Written task: Each record below is to be reproduced without any change.

*** Records for the exercise

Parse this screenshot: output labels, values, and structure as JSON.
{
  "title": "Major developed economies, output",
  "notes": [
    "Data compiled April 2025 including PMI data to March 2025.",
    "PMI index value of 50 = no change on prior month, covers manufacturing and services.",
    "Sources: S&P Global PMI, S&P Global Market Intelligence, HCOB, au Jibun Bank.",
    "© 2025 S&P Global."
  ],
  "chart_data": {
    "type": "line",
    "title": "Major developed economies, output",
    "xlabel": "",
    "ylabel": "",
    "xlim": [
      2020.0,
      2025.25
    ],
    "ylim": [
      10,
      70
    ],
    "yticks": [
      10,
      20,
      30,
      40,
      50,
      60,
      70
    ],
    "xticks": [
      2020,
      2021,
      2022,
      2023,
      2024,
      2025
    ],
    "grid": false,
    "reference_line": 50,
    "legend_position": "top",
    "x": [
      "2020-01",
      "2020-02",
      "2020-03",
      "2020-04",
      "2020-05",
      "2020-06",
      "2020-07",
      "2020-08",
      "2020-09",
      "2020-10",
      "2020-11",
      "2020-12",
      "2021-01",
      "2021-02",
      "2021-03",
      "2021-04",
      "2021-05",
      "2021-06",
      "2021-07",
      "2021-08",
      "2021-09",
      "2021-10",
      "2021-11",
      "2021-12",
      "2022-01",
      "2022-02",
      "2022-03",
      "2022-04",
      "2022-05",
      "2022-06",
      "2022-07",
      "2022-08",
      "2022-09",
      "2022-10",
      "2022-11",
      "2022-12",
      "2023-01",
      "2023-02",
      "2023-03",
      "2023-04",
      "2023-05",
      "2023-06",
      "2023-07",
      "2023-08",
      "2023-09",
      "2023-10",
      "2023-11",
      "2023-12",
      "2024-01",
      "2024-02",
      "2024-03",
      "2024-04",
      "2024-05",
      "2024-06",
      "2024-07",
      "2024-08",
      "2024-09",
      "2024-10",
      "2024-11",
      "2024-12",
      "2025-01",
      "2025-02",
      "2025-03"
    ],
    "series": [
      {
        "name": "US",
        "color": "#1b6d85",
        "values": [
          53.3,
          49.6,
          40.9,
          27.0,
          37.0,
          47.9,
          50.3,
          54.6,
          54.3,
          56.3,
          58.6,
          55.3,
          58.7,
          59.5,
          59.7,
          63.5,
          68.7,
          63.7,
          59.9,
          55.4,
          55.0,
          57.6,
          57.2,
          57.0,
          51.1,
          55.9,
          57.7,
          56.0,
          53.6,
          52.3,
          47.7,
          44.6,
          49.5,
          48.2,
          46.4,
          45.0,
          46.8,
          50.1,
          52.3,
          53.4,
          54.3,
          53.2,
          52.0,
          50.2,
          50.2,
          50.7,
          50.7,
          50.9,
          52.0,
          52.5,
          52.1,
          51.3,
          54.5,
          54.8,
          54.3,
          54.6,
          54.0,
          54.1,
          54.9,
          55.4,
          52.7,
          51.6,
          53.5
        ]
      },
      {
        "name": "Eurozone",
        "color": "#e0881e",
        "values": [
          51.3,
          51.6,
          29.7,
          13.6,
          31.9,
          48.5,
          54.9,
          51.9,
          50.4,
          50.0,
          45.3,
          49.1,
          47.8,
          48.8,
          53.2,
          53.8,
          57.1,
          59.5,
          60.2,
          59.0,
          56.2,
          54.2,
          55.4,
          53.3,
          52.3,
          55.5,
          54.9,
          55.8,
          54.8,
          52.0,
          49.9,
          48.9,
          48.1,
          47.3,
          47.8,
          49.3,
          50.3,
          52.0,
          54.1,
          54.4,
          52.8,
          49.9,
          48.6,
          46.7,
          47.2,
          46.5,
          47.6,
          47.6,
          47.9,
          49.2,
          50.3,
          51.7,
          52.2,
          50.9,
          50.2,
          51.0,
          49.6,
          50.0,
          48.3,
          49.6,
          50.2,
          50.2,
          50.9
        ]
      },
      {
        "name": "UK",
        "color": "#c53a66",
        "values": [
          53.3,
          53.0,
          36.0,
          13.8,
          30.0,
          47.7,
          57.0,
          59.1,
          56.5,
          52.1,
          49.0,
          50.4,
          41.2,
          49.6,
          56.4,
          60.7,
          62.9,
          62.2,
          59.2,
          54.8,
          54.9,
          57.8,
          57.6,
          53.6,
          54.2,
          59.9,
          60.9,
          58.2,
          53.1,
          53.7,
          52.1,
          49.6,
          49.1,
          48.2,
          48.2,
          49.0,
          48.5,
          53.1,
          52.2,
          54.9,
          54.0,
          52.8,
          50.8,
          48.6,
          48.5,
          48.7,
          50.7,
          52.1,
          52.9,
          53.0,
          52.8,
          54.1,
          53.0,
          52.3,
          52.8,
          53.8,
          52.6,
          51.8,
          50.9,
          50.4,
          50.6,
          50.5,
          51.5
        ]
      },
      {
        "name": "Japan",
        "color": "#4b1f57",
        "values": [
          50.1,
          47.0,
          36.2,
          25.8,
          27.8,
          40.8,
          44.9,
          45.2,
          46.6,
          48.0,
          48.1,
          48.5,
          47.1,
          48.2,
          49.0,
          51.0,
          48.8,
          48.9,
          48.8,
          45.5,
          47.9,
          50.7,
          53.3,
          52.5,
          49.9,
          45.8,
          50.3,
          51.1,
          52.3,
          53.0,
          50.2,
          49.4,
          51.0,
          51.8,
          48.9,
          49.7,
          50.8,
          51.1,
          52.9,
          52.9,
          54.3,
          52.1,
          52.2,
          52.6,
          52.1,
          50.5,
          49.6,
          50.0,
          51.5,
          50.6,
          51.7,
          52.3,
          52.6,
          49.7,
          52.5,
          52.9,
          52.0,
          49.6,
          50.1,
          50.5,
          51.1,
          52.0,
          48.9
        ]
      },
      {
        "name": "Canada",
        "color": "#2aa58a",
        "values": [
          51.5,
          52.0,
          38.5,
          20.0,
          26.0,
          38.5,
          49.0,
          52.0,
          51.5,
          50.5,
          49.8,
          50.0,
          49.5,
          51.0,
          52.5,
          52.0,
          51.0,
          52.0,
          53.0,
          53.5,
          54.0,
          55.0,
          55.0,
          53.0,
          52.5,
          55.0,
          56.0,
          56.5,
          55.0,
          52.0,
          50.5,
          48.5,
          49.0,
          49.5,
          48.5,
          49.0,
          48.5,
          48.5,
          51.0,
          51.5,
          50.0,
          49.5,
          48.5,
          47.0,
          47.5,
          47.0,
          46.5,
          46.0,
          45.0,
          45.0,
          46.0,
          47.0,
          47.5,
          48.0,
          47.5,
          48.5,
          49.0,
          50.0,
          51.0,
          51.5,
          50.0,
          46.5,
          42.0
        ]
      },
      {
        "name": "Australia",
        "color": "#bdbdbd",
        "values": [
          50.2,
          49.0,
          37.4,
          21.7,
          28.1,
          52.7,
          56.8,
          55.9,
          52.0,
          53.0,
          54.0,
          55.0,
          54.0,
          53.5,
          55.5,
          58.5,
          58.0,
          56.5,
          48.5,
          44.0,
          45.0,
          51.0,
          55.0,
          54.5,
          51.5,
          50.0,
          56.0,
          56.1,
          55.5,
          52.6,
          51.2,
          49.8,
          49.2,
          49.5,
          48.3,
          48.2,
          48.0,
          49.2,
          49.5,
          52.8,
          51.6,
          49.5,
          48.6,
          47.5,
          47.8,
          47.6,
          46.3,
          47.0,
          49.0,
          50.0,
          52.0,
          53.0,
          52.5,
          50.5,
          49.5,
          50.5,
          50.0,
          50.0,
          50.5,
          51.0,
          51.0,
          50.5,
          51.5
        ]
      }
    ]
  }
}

******

Expected output:
Parse this screenshot: output labels, values, and structure as JSON.
{
  "title": "Major developed economies, output",
  "notes": [
    "Data compiled April 2025 including PMI data to March 2025.",
    "PMI index value of 50 = no change on prior month, covers manufacturing and services.",
    "Sources: S&P Global PMI, S&P Global Market Intelligence, HCOB, au Jibun Bank.",
    "© 2025 S&P Global."
  ],
  "chart_data": {
    "type": "line",
    "title": "Major developed economies, output",
    "xlabel": "",
    "ylabel": "",
    "xlim": [
      2020.0,
      2025.25
    ],
    "ylim": [
      10,
      70
    ],
    "yticks": [
      10,
      20,
      30,
      40,
      50,
      60,
      70
    ],
    "xticks": [
      2020,
      2021,
      2022,
      2023,
      2024,
      2025
    ],
    "grid": false,
    "reference_line": 50,
    "legend_position": "top",
    "x": [
      "2020-01",
      "2020-02",
      "2020-03",
      "2020-04",
      "2020-05",
      "2020-06",
      "2020-07",
      "2020-08",
      "2020-09",
      "2020-10",
      "2020-11",
      "2020-12",
      "2021-01",
      "2021-02",
      "2021-03",
      "2021-04",
      "2021-05",
      "2021-06",
      "2021-07",
      "2021-08",
      "2021-09",
      "2021-10",
      "2021-11",
      "2021-12",
      "2022-01",
      "2022-02",
      "2022-03",
      "2022-04",
      "2022-05",
      "2022-06",
      "2022-07",
      "2022-08",
      "2022-09",
      "2022-10",
      "2022-11",
      "2022-12",
      "2023-01",
      "2023-02",
      "2023-03",
      "2023-04",
      "2023-05",
      "2023-06",
      "2023-07",
      "2023-08",
      "2023-09",
      "2023-10",
      "2023-11",
      "2023-12",
      "2024-01",
      "2024-02",
      "2024-03",
      "2024-04",
      "2024-05",
      "2024-06",
      "2024-07",
      "2024-08",
      "2024-09",
      "2024-10",
      "2024-11",
      "2024-12",
      "2025-01",
      "2025-02",
      "2025-03"
    ],
    "series": [
      {
        "name": "US",
        "color": "#1b6d85",
        "values": [
          53.3,
          49.6,
          40.9,
          27.0,
          37.0,
          47.9,
          50.3,
          54.6,
          54.3,
          56.3,
          58.6,
          55.3,
          58.7,
          59.5,
          59.7,
          63.5,
          68.7,
          63.7,
          59.9,
          55.4,
          55.0,
          57.6,
          57.2,
          57.0,
          51.1,
          55.9,
          57.7,
          56.0,
          53.6,
          52.3,
          47.7,
          44.6,
          49.5,
          48.2,
          46.4,
          45.0,
          46.8,
          50.1,
          52.3,
          53.4,
          54.3,
          53.2,
          52.0,
          50.2,
          50.2,
          50.7,
          50.7,
          50.9,
          52.0,
          52.5,
          52.1,
          51.3,
          54.5,
          54.8,
          54.3,
          54.6,
          54.0,
          54.1,
          54.9,
          55.4,
          52.7,
          51.6,
          53.5
        ]
      },
      {
        "name": "Eurozone",
        "color": "#e0881e",
        "values": [
          51.3,
          51.6,
          29.7,
          13.6,
          31.9,
          48.5,
          54.9,
          51.9,
          50.4,
          50.0,
          45.3,
          49.1,
          47.8,
          48.8,
          53.2,
          53.8,
          57.1,
          59.5,
          60.2,
          59.0,
          56.2,
          54.2,
          55.4,
          53.3,
          52.3,
          55.5,
          54.9,
          55.8,
          54.8,
          52.0,
          49.9,
          48.9,
          48.1,
          47.3,
          47.8,
          49.3,
          50.3,
          52.0,
          54.1,
          54.4,
          52.8,
          49.9,
          48.6,
          46.7,
          47.2,
          46.5,
          47.6,
          47.6,
          47.9,
          49.2,
          50.3,
          51.7,
          52.2,
          50.9,
          50.2,
          51.0,
          49.6,
          50.0,
          48.3,
          49.6,
          50.2,
          50.2,
          50.9
        ]
      },
      {
        "name": "UK",
        "color": "#c53a66",
        "values": [
          53.3,
          53.0,
          36.0,
          13.8,
          30.0,
          47.7,
          57.0,
          59.1,
          56.5,
          52.1,
          49.0,
          50.4,
          41.2,
          49.6,
          56.4,
          60.7,
          62.9,
          62.2,
          59.2,
          54.8,
          54.9,
          57.8,
          57.6,
          53.6,
          54.2,
          59.9,
          60.9,
          58.2,
          53.1,
          53.7,
          52.1,
          49.6,
          49.1,
          48.2,
          48.2,
          49.0,
          48.5,
          53.1,
          52.2,
          54.9,
          54.0,
          52.8,
          50.8,
          48.6,
          48.5,
          48.7,
          50.7,
          52.1,
          52.9,
          53.0,
          52.8,
          54.1,
          53.0,
          52.3,
          52.8,
          53.8,
          52.6,
          51.8,
          50.9,
          50.4,
          50.6,
          50.5,
          51.5
        ]
      },
      {
        "name": "Japan",
        "color": "#4b1f57",
        "values": [
          50.1,
          47.0,
          36.2,
          25.8,
          27.8,
          40.8,
          44.9,
          45.2,
          46.6,
          48.0,
          48.1,
          48.5,
          47.1,
          48.2,
          49.0,
          51.0,
          48.8,
          48.9,
          48.8,
          45.5,
          47.9,
          50.7,
          53.3,
          52.5,
          49.9,
          45.8,
          50.3,
          51.1,
          52.3,
          53.0,
          50.2,
          49.4,
          51.0,
          51.8,
          48.9,
          49.7,
          50.8,
          51.1,
          52.9,
          52.9,
          54.3,
          52.1,
          52.2,
          52.6,
          52.1,
          50.5,
          49.6,
          50.0,
          51.5,
          50.6,
          51.7,
          52.3,
          52.6,
          49.7,
          52.5,
          52.9,
          52.0,
          49.6,
          50.1,
          50.5,
          51.1,
          52.0,
          48.9
        ]
      },
      {
        "name": "Canada",
        "color": "#2aa58a",
        "values": [
          51.5,
          52.0,
          38.5,
          20.0,
          26.0,
          38.5,
          49.0,
          52.0,
          51.5,
          50.5,
          49.8,
          50.0,
          49.5,
          51.0,
          52.5,
          52.0,
          51.0,
          52.0,
          53.0,
          53.5,
          54.0,
          55.0,
          55.0,
          53.0,
          52.5,
          55.0,
          56.0,
          56.5,
          55.0,
          52.0,
          50.5,
          48.5,
          49.0,
          49.5,
          48.5,
          49.0,
          48.5,
          48.5,
          51.0,
          51.5,
          50.0,
          49.5,
          48.5,
          47.0,
          47.5,
          47.0,
          46.5,
          46.0,
          45.0,
          45.0,
          46.0,
          47.0,
          47.5,
          48.0,
          47.5,
          48.5,
          49.0,
          50.0,
          51.0,
          51.5,
          50.0,
          46.5,
          42.0
        ]
      },
      {
        "name": "Australia",
        "color": "#bdbdbd",
        "values": [
          50.2,
          49.0,
          37.4,
          21.7,
          28.1,
          52.7,
          56.8,
          55.9,
          52.0,
          53.0,
          54.0,
          55.0,
          54.0,
          53.5,
          55.5,
          58.5,
          58.0,
          56.5,
          48.5,
          44.0,
          45.0,
          51.0,
          55.0,
          54.5,
          51.5,
          50.0,
          56.0,
          56.1,
          55.5,
          52.6,
          51.2,
          49.8,
          49.2,
          49.5,
          48.3,
          48.2,
          48.0,
          49.2,
          49.5,
          52.8,
          51.6,
          49.5,
          48.6,
          47.5,
          47.8,
          47.6,
          46.3,
          47.0,
          49.0,
          50.0,
          52.0,
          53.0,
          52.5,
          50.5,
          49.5,
          50.5,
          50.0,
          50.0,
          50.5,
          51.0,
          51.0,
          50.5,
          51.5
        ]
      }
    ]
  }
}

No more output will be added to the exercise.